__To do__:
Copy out each line of the data that holds the word "test".

--- --- ---

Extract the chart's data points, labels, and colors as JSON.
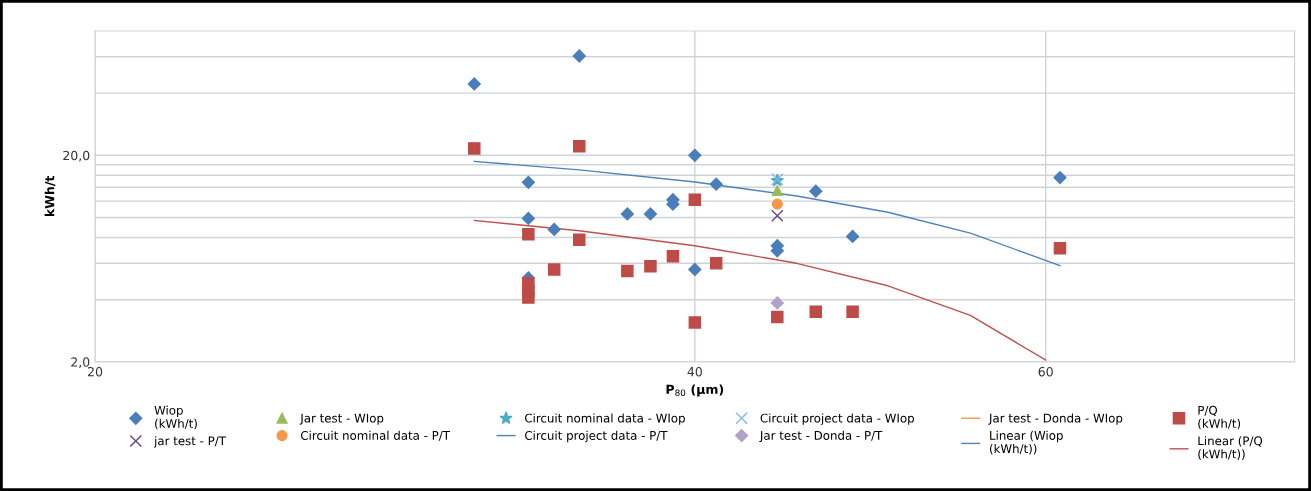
{
  "chart_data": {
    "type": "scatter",
    "xlabel": "P$_{80}$ (µm)",
    "ylabel": "kWh/t",
    "log": "xy",
    "grid": true,
    "legend": "bottom",
    "xlim": [
      20,
      80
    ],
    "xticks": [
      20,
      40,
      60
    ],
    "ylim": [
      2,
      80
    ],
    "yticks": [
      {
        "value": 2,
        "label": "2,0"
      },
      {
        "value": 4,
        "label": null
      },
      {
        "value": 6,
        "label": null
      },
      {
        "value": 8,
        "label": null
      },
      {
        "value": 10,
        "label": null
      },
      {
        "value": 12,
        "label": null
      },
      {
        "value": 14,
        "label": null
      },
      {
        "value": 16,
        "label": null
      },
      {
        "value": 18,
        "label": null
      },
      {
        "value": 20,
        "label": "20,0"
      },
      {
        "value": 40,
        "label": null
      },
      {
        "value": 60,
        "label": null
      }
    ],
    "series": [
      {
        "name": "Wiop\n(kWh/t)",
        "color": "#4a7ebb",
        "marker": "diamond",
        "x": [
          31,
          35,
          33,
          33,
          34,
          33,
          37,
          38,
          39,
          39,
          40,
          40,
          41,
          44,
          44,
          46,
          48,
          61
        ],
        "values": [
          44.3,
          60.5,
          14.8,
          9.9,
          8.75,
          5.1,
          10.4,
          10.4,
          12.2,
          11.6,
          20,
          5.6,
          14.5,
          7.3,
          6.9,
          13.4,
          8.1,
          15.6
        ]
      },
      {
        "name": "Jar test - WIop",
        "color": "#9bbb59",
        "marker": "triangle",
        "x": [
          44
        ],
        "values": [
          13.5
        ]
      },
      {
        "name": "Circuit nominal data - WIop",
        "color": "#4bacc6",
        "marker": "star",
        "x": [
          44
        ],
        "values": [
          15.1
        ]
      },
      {
        "name": "Circuit project data - WIop",
        "color": "#8eb4e3",
        "marker": "cross",
        "x": [
          44
        ],
        "values": [
          15.3
        ]
      },
      {
        "name": "Jar test - Donda - WIop",
        "color": "#f79646",
        "type": "line",
        "marker": "none"
      },
      {
        "name": "P/Q\n(kWh/t)",
        "color": "#be4b48",
        "marker": "square",
        "x": [
          31,
          35,
          33,
          33,
          33,
          33,
          34,
          35,
          37,
          38,
          39,
          40,
          40,
          41,
          44,
          46,
          48,
          61
        ],
        "values": [
          21.6,
          22.1,
          8.3,
          4.8,
          4.4,
          4.1,
          5.6,
          7.8,
          5.5,
          5.8,
          6.5,
          12.2,
          3.1,
          6.0,
          3.3,
          3.5,
          3.5,
          7.1
        ]
      },
      {
        "name": "jar test - P/T",
        "color": "#604a7b",
        "marker": "cross",
        "x": [
          44
        ],
        "values": [
          10.2
        ]
      },
      {
        "name": "Circuit nominal data - P/T",
        "color": "#f79646",
        "marker": "circle",
        "x": [
          44
        ],
        "values": [
          11.6
        ]
      },
      {
        "name": "Circuit project data - P/T",
        "color": "#4f81bd",
        "type": "line",
        "marker": "none"
      },
      {
        "name": "Jar test - Donda - P/T",
        "color": "#b3a2c7",
        "marker": "diamond",
        "x": [
          44
        ],
        "values": [
          3.86
        ]
      },
      {
        "name": "Linear (Wiop\n(kWh/t))",
        "color": "#4f81bd",
        "type": "line",
        "marker": "none",
        "x": [
          31,
          35,
          40,
          45,
          50,
          55,
          61
        ],
        "values": [
          18.7,
          17.0,
          14.85,
          12.7,
          10.6,
          8.4,
          5.85
        ]
      },
      {
        "name": "Linear (P/Q\n(kWh/t))",
        "color": "#c0504d",
        "type": "line",
        "marker": "none",
        "x": [
          31,
          35,
          40,
          45,
          50,
          55,
          60
        ],
        "values": [
          9.67,
          8.62,
          7.3,
          6.0,
          4.67,
          3.36,
          2.04
        ]
      }
    ]
  }
}
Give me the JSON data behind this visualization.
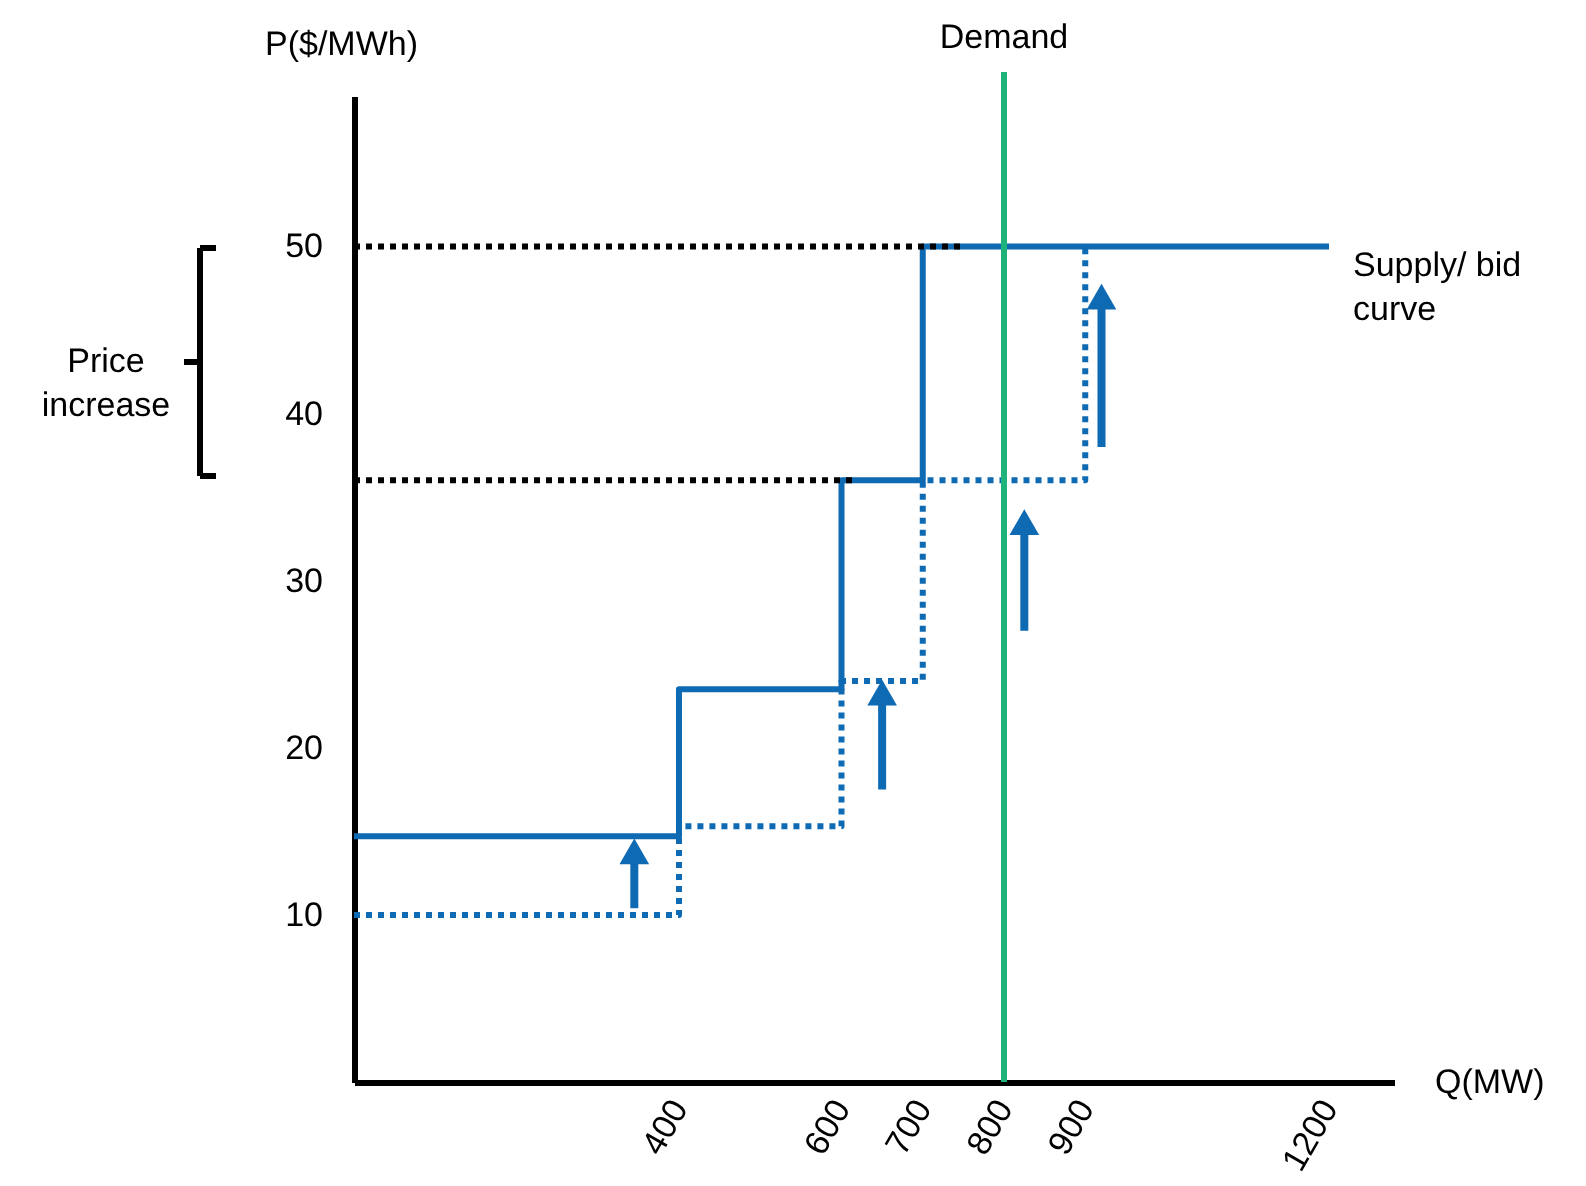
{
  "chart_data": {
    "type": "step",
    "xlabel": "Q(MW)",
    "ylabel": "P($/MWh)",
    "xlim": [
      0,
      1280
    ],
    "ylim": [
      0,
      59
    ],
    "xticks": [
      400,
      600,
      700,
      800,
      900,
      1200
    ],
    "yticks": [
      10,
      20,
      30,
      40,
      50
    ],
    "grid": false,
    "series": [
      {
        "type": "step",
        "color": "#0f6ab4",
        "line_style": "solid",
        "x": [
          0,
          400,
          600,
          700,
          1200
        ],
        "values": [
          14.7,
          23.5,
          36,
          50,
          50
        ]
      },
      {
        "type": "step",
        "color": "#0f6ab4",
        "line_style": "dotted",
        "x": [
          0,
          400,
          600,
          700,
          900
        ],
        "values": [
          10,
          15.3,
          24,
          36,
          50
        ]
      },
      {
        "type": "line",
        "color": "#000000",
        "line_style": "dotted",
        "x": [
          0,
          750
        ],
        "values": [
          50,
          50
        ]
      },
      {
        "type": "line",
        "color": "#000000",
        "line_style": "dotted",
        "x": [
          0,
          620
        ],
        "values": [
          36,
          36
        ]
      }
    ],
    "ref_lines": [
      {
        "axis": "x",
        "value": 800,
        "label": "Demand",
        "color": "#1db37a"
      }
    ],
    "annotations": [
      "Price increase",
      {
        "text": "Supply/ bid curve",
        "x": 1200,
        "y": 50
      }
    ]
  }
}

--- --- ---

__Task answer__:
        "name": "Jar test - WIop",
        "name": "Jar test - Donda - WIop",
        "name": "jar test - P/T",
        "name": "Jar test - Donda - P/T",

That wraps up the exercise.